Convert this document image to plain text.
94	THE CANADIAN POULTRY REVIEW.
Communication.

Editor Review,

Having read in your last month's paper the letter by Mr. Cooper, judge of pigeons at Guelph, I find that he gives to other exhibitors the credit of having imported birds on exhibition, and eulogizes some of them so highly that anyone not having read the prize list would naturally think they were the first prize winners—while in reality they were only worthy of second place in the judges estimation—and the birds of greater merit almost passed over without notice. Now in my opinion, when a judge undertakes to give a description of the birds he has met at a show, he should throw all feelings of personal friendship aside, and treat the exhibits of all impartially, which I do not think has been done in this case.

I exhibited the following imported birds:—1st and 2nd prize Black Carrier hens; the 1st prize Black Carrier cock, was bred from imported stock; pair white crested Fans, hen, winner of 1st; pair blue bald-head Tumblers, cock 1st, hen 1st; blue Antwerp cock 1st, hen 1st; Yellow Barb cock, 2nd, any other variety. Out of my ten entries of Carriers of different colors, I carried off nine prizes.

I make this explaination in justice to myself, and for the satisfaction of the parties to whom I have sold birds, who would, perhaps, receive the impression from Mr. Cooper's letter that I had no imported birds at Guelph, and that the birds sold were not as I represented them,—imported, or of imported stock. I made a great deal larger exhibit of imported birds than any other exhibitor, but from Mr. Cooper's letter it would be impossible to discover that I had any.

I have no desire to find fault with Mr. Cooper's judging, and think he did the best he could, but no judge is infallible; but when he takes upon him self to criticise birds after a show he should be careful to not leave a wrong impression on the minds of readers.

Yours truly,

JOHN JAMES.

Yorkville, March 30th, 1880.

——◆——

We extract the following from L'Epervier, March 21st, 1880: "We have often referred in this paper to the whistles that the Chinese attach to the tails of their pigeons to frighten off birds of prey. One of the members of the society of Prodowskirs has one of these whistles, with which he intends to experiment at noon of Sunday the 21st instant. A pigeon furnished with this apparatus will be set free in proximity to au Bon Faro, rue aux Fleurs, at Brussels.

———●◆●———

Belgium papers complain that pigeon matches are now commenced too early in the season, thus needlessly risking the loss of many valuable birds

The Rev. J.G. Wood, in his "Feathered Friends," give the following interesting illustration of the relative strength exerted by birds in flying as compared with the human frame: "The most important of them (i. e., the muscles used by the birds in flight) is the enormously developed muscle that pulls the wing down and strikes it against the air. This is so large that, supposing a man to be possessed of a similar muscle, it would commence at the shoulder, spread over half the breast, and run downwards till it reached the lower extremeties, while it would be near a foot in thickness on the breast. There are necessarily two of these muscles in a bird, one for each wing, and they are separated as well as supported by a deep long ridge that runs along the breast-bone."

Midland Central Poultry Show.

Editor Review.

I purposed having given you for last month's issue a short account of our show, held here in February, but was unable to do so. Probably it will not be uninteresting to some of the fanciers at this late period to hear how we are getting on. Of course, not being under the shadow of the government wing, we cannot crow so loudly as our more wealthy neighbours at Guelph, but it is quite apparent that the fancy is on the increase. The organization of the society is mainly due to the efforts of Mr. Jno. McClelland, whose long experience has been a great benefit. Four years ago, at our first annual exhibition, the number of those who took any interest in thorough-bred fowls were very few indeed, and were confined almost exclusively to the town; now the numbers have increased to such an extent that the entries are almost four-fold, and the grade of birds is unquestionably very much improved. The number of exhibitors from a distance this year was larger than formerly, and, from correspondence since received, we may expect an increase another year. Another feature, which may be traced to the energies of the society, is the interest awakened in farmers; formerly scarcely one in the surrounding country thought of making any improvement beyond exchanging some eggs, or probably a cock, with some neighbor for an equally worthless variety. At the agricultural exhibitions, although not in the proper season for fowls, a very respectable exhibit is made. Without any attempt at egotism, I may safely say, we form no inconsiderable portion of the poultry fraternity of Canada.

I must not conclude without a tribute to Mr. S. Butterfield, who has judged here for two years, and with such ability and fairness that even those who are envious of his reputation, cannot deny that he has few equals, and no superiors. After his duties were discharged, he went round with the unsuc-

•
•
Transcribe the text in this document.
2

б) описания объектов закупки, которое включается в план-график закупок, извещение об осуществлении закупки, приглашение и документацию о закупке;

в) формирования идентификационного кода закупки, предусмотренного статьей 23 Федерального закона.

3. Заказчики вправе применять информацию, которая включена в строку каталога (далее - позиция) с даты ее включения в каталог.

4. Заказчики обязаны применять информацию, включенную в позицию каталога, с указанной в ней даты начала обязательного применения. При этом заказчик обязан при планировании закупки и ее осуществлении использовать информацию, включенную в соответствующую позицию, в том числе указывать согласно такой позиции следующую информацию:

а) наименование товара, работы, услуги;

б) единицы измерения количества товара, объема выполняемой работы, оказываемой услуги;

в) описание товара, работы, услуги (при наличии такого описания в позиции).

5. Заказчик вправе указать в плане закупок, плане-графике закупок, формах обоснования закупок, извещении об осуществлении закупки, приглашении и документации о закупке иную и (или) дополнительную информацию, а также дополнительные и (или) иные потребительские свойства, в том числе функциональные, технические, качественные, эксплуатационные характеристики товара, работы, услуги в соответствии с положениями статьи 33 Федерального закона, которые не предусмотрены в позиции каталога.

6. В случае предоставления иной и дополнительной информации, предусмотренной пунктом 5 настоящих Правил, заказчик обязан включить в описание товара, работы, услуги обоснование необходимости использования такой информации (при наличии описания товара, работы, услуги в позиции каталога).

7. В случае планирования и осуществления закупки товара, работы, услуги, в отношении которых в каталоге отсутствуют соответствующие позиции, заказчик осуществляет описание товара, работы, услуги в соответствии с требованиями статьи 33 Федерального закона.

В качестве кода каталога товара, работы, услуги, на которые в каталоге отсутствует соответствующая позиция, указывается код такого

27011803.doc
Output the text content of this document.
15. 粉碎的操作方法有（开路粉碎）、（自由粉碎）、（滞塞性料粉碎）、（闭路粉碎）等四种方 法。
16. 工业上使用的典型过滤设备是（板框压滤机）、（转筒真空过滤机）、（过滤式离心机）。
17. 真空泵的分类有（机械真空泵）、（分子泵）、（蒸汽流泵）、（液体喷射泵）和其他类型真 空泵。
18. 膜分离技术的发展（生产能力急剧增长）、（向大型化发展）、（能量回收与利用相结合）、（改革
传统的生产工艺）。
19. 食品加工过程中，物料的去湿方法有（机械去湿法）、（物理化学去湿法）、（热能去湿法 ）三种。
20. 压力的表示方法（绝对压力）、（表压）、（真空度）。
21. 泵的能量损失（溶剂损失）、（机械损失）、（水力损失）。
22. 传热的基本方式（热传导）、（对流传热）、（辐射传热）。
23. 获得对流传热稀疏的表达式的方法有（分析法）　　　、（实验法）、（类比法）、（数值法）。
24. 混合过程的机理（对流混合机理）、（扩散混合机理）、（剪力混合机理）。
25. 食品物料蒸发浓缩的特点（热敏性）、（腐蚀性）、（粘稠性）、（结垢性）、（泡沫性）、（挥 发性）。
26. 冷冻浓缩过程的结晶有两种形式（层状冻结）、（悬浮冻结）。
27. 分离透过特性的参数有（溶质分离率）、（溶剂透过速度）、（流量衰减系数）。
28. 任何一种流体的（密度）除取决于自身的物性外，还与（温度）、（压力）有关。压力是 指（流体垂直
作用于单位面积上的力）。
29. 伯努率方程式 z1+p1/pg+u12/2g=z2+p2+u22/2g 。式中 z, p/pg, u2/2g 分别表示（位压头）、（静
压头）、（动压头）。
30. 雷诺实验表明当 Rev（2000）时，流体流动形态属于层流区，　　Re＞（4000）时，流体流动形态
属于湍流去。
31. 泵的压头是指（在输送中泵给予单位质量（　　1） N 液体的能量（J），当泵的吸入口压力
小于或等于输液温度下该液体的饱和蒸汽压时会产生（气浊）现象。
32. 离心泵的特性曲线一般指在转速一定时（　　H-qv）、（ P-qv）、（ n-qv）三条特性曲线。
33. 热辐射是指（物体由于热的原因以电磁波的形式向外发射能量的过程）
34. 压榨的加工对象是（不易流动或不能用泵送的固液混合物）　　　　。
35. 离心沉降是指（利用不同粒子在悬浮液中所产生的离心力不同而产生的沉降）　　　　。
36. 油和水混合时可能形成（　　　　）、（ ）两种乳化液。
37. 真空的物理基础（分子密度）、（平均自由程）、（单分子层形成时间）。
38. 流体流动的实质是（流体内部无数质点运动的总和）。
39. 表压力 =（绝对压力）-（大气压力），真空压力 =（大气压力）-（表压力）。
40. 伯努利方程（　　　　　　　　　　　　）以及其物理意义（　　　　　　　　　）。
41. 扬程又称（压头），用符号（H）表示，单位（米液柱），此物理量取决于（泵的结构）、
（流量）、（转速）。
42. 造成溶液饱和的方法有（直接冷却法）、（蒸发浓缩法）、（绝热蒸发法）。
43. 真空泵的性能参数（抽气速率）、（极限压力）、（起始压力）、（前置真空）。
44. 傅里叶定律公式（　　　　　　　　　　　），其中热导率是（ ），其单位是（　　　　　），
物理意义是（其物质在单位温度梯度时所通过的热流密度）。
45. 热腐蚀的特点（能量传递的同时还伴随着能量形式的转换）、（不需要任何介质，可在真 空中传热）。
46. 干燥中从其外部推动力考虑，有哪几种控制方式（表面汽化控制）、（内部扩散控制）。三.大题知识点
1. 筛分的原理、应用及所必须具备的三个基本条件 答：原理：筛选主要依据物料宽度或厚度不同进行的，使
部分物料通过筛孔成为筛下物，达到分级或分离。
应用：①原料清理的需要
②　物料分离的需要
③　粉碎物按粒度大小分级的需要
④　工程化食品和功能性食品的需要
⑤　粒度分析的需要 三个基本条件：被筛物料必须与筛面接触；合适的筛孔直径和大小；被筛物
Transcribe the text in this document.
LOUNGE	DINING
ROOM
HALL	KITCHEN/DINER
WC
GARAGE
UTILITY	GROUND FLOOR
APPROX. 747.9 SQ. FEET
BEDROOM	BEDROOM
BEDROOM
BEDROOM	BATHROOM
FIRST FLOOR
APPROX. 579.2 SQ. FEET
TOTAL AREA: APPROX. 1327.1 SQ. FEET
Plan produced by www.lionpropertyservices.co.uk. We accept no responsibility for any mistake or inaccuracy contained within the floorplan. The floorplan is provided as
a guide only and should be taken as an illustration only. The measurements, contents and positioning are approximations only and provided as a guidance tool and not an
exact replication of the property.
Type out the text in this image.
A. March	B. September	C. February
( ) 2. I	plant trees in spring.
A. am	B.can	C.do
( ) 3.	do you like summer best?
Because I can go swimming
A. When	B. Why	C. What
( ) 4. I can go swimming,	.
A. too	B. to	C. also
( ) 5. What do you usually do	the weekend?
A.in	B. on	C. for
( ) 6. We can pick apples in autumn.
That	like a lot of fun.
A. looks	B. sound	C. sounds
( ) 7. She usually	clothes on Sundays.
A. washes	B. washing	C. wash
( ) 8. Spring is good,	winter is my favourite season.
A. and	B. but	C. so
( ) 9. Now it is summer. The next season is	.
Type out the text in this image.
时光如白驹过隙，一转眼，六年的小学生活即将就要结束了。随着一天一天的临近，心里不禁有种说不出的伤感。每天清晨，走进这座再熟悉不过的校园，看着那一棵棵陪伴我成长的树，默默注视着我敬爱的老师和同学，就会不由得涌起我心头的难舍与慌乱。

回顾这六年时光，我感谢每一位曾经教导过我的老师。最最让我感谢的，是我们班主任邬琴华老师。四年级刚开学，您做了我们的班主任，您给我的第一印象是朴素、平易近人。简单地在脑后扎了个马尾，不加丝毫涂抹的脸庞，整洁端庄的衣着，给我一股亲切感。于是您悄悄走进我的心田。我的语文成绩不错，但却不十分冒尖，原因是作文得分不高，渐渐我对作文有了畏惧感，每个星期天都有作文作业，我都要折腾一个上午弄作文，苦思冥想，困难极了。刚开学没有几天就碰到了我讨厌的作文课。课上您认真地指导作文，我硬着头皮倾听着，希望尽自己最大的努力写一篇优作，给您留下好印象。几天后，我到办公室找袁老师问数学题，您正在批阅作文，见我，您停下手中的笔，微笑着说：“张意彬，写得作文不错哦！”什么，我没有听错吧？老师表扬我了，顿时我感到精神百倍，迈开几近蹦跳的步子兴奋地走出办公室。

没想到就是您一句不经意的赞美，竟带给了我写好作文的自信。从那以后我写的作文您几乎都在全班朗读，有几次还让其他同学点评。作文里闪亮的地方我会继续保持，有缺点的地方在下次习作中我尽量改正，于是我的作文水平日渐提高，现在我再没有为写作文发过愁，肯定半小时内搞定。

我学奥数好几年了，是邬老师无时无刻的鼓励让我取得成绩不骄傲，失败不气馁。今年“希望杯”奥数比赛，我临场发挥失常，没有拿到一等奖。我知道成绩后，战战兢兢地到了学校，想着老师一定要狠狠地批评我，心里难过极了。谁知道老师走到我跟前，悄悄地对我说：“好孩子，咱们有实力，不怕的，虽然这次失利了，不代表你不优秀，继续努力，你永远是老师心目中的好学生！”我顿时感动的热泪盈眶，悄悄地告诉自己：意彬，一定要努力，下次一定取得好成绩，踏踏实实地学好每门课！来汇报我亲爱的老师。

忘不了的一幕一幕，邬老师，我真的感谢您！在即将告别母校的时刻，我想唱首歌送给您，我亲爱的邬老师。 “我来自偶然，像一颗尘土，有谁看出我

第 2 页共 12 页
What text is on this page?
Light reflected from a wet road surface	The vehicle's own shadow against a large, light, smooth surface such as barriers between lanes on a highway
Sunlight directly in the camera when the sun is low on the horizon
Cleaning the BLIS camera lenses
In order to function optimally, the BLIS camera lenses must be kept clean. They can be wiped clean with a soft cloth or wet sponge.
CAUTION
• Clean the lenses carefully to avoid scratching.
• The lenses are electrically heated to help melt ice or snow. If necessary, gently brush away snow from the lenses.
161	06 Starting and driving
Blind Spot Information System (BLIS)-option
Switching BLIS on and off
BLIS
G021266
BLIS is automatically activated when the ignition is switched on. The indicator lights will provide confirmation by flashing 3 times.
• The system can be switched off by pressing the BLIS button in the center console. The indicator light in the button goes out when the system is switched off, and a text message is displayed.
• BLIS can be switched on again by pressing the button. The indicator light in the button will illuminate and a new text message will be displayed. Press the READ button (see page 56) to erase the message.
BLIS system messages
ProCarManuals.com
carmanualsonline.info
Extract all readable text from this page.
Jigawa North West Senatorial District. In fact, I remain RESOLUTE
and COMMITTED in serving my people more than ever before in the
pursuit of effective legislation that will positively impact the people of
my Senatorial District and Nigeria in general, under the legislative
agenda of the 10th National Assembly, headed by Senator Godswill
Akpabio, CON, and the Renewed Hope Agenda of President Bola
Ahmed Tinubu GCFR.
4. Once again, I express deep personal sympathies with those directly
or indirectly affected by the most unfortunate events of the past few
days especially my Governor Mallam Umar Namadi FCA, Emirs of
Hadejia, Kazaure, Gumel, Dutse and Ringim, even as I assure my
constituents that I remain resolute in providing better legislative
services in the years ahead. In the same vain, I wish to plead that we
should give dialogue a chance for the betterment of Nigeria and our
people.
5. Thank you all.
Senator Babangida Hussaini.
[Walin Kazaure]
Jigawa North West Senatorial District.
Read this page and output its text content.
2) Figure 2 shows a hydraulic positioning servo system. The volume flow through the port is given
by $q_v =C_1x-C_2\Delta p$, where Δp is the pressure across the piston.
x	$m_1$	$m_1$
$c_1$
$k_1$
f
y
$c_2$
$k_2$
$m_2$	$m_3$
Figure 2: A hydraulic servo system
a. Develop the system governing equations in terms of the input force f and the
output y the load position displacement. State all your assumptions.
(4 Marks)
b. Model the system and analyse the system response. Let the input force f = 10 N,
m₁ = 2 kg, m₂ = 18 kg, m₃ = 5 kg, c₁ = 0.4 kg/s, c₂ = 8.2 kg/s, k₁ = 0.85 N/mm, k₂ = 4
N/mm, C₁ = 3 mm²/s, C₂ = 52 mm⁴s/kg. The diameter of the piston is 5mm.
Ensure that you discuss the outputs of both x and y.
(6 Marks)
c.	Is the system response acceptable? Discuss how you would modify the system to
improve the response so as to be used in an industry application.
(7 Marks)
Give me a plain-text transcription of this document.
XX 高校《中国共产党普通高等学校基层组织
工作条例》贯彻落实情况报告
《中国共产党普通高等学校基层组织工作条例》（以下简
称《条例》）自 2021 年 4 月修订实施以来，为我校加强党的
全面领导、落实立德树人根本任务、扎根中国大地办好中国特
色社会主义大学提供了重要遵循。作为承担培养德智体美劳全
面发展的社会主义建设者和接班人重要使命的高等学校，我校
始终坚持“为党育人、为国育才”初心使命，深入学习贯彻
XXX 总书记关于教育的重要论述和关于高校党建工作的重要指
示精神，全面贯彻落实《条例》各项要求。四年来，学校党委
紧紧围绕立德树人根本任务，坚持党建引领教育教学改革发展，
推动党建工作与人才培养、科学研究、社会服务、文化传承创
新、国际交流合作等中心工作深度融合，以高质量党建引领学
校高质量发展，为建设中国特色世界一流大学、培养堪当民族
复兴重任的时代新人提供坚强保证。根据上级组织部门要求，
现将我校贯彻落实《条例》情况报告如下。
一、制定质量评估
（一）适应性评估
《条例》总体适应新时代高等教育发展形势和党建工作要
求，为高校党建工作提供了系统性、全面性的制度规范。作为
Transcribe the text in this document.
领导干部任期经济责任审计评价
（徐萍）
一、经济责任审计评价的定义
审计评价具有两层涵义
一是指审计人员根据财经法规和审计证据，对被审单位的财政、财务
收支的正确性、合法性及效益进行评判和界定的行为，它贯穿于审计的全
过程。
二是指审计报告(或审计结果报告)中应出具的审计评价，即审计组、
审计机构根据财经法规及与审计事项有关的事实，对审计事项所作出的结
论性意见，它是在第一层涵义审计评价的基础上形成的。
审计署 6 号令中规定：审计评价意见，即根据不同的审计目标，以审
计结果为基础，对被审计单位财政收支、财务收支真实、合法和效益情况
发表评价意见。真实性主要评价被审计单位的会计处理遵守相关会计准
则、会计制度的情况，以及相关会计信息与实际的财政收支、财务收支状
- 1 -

- WRITTEN REQUEST
Extract each line from the entries above that contains the string "What".

- RESPONSE
A. When	B. Why	C. What
( ) 5. What do you usually do	the weekend?
What text is on this page?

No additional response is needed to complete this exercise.